__Extracted data__.
·····
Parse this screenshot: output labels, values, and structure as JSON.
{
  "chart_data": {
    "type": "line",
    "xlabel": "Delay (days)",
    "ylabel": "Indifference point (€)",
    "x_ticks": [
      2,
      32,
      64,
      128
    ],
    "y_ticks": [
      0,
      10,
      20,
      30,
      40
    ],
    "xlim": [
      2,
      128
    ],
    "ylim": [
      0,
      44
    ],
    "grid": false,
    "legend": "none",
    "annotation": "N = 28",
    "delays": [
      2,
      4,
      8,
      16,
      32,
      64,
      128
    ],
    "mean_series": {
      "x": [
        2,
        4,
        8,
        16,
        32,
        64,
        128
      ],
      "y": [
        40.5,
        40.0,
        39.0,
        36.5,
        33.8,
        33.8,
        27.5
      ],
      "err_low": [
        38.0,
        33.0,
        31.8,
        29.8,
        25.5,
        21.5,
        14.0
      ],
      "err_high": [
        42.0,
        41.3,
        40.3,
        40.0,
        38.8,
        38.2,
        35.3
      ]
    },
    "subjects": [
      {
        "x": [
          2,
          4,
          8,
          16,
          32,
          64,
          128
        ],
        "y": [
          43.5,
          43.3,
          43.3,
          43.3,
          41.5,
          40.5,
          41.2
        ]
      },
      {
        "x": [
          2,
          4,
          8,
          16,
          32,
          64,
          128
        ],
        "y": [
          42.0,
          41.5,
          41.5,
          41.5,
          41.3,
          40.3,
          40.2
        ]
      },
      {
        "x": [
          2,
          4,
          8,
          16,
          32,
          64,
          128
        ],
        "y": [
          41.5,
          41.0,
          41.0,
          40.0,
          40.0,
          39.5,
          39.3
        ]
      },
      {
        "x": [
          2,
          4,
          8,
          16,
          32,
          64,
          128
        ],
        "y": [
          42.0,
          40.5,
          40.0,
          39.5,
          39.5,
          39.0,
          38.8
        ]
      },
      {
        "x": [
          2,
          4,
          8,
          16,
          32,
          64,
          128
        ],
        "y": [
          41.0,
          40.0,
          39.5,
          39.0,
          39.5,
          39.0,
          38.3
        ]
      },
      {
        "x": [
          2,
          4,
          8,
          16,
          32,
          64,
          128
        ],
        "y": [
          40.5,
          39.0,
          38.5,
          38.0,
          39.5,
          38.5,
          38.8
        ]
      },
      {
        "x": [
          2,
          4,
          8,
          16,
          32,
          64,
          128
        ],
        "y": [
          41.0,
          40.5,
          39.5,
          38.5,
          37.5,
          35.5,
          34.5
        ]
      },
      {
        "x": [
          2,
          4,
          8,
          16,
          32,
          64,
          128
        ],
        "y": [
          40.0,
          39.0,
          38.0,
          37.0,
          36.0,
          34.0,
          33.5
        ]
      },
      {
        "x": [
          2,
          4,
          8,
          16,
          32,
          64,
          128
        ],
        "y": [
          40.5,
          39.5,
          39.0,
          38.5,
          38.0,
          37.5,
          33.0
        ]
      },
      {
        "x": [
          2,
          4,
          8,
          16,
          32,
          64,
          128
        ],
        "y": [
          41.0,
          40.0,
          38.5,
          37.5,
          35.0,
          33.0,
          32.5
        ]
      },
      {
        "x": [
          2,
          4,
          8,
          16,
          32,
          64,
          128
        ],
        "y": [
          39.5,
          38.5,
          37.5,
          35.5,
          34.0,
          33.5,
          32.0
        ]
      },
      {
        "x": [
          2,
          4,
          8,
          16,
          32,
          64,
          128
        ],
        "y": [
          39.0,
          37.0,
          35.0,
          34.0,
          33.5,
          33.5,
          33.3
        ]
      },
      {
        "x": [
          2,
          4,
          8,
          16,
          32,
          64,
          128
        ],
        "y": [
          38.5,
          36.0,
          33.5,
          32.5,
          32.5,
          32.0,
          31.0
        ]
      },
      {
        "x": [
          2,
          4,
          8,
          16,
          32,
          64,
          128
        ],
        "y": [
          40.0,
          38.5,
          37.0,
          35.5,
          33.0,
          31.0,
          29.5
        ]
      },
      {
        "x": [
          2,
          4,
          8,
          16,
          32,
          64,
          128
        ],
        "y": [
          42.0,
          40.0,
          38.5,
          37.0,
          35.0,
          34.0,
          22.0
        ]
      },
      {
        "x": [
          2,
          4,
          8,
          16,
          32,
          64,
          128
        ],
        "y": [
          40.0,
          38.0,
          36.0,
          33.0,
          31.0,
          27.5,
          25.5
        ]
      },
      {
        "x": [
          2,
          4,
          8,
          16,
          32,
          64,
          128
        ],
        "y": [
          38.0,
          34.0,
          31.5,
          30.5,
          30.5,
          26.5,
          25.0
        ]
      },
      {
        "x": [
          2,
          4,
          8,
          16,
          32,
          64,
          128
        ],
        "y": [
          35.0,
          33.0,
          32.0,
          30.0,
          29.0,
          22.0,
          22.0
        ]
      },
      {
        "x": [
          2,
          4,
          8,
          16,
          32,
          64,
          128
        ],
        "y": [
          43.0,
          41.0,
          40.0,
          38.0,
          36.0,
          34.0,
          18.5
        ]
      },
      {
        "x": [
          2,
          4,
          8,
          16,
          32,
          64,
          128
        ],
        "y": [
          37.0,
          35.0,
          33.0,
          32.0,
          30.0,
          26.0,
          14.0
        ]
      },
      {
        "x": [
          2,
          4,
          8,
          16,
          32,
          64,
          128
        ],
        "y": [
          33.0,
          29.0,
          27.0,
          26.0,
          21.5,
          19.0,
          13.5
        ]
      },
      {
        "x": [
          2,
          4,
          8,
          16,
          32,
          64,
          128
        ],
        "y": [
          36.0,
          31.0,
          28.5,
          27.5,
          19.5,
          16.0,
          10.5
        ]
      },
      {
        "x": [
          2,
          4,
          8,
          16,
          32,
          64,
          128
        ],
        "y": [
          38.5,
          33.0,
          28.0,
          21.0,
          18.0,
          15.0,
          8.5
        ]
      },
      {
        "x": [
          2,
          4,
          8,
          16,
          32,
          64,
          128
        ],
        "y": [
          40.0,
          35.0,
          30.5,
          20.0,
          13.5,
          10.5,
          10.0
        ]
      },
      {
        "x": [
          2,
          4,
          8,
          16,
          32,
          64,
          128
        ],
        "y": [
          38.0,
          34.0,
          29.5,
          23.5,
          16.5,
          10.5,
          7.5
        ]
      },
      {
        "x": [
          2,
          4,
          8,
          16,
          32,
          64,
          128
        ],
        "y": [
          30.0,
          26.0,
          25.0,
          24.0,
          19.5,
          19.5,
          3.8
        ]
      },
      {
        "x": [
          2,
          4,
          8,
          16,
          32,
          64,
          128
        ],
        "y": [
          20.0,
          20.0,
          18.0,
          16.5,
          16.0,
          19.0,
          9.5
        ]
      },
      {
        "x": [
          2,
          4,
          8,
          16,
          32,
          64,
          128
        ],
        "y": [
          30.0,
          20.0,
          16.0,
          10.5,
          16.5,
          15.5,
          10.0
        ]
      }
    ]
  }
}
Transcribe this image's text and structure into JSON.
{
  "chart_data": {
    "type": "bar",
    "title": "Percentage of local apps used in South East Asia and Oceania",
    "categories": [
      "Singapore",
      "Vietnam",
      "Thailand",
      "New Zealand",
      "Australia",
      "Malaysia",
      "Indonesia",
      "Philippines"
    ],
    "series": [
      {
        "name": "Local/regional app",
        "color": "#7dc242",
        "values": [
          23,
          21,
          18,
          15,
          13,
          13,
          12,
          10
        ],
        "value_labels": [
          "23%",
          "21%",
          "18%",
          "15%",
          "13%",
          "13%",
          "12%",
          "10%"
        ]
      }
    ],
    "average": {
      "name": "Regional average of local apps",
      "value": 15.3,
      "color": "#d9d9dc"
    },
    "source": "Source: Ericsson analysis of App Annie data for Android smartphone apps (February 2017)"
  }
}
·····
__The exercise__. Wherever "this" shows up in a line, copy that line.

__The reply__.
Parse this screenshot: output labels, values, and structure as JSON.
Transcribe this image's text and structure into JSON.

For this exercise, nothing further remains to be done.